◆ **Challenge**
From the entries that follow, pick out all lines holding "Name".

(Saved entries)
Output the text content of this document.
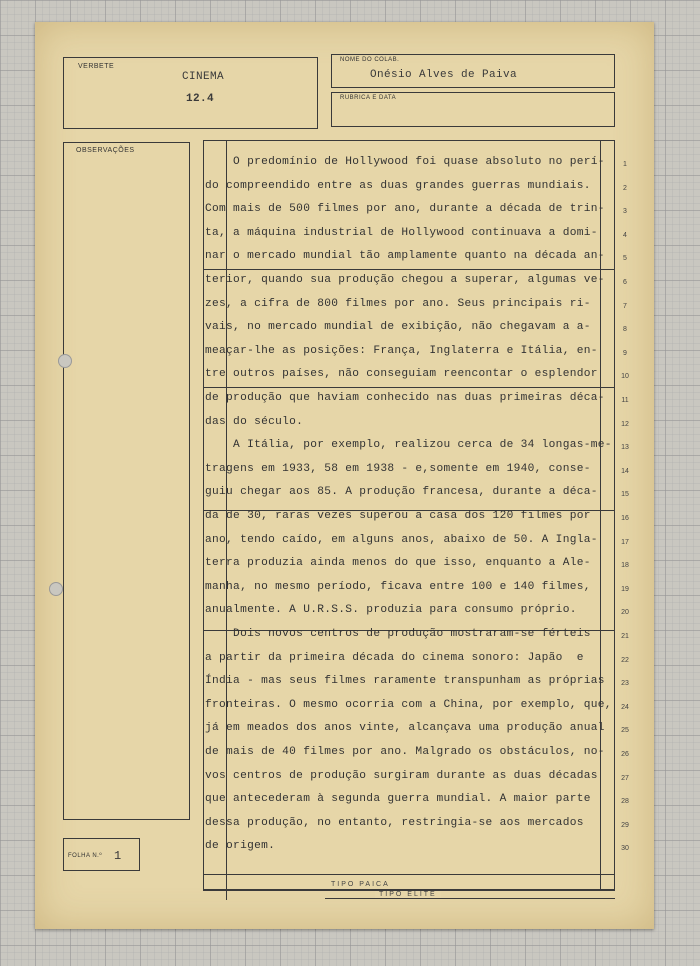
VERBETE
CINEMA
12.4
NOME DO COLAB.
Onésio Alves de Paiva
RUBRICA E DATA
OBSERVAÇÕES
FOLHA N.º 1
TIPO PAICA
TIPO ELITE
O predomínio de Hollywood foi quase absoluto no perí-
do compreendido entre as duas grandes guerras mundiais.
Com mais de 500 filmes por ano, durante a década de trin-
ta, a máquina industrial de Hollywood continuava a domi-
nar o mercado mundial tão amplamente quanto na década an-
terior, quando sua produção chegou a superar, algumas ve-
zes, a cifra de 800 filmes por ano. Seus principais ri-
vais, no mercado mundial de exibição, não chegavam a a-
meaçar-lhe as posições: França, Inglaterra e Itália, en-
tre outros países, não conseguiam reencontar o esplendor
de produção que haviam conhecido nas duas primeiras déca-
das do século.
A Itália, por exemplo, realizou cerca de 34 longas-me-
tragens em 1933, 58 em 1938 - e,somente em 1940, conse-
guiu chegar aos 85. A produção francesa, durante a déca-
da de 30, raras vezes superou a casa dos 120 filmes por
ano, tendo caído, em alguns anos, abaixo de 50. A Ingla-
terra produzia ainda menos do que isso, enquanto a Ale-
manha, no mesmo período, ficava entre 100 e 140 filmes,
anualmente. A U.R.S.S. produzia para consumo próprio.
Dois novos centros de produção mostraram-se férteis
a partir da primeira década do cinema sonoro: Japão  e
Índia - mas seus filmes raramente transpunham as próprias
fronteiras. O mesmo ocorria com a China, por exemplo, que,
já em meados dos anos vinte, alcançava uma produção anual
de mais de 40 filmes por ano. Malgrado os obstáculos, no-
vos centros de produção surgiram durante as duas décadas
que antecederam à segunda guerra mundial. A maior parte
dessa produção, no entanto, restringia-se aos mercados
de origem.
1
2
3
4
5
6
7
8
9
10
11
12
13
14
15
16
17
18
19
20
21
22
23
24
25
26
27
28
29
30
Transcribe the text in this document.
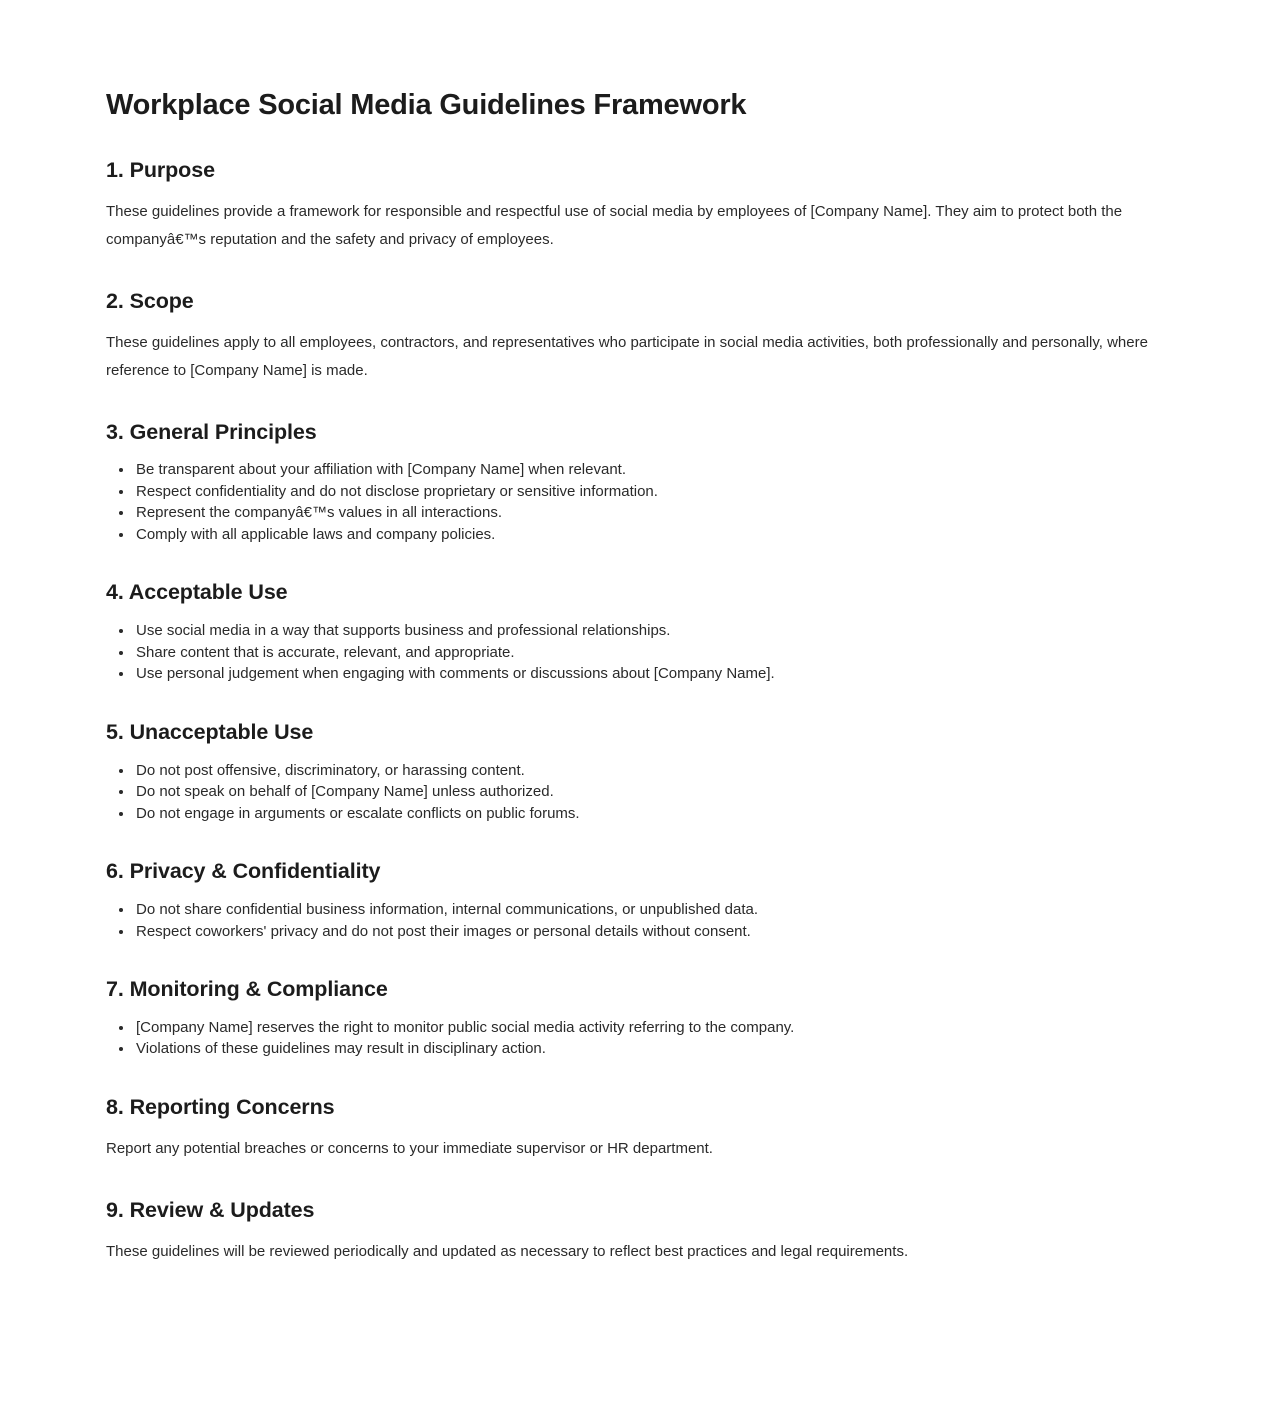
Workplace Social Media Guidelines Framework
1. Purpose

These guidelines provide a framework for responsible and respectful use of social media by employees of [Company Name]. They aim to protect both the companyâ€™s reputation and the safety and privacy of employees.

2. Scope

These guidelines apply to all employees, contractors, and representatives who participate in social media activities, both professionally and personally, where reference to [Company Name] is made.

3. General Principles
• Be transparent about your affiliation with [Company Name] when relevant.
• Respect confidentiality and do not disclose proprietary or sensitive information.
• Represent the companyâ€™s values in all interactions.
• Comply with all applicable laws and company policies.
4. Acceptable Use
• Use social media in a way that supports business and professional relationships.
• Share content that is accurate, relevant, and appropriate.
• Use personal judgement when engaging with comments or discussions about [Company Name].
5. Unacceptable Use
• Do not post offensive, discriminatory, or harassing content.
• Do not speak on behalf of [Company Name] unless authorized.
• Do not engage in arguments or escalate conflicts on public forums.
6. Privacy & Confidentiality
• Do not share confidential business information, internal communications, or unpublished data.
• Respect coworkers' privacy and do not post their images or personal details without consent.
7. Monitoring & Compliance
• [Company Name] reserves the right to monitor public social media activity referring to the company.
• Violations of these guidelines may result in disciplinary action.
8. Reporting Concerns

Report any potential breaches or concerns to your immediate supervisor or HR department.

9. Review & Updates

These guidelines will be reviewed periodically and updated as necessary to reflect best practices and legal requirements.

◆ **In response**
These guidelines provide a framework for responsible and respectful use of social media by employees of [Company Name]. They aim to protect both the companyâ€™s reputation and the safety and privacy of employees.
These guidelines apply to all employees, contractors, and representatives who participate in social media activities, both professionally and personally, where reference to [Company Name] is made.
• Be transparent about your affiliation with [Company Name] when relevant.
• Use personal judgement when engaging with comments or discussions about [Company Name].
• Do not speak on behalf of [Company Name] unless authorized.
• [Company Name] reserves the right to monitor public social media activity referring to the company.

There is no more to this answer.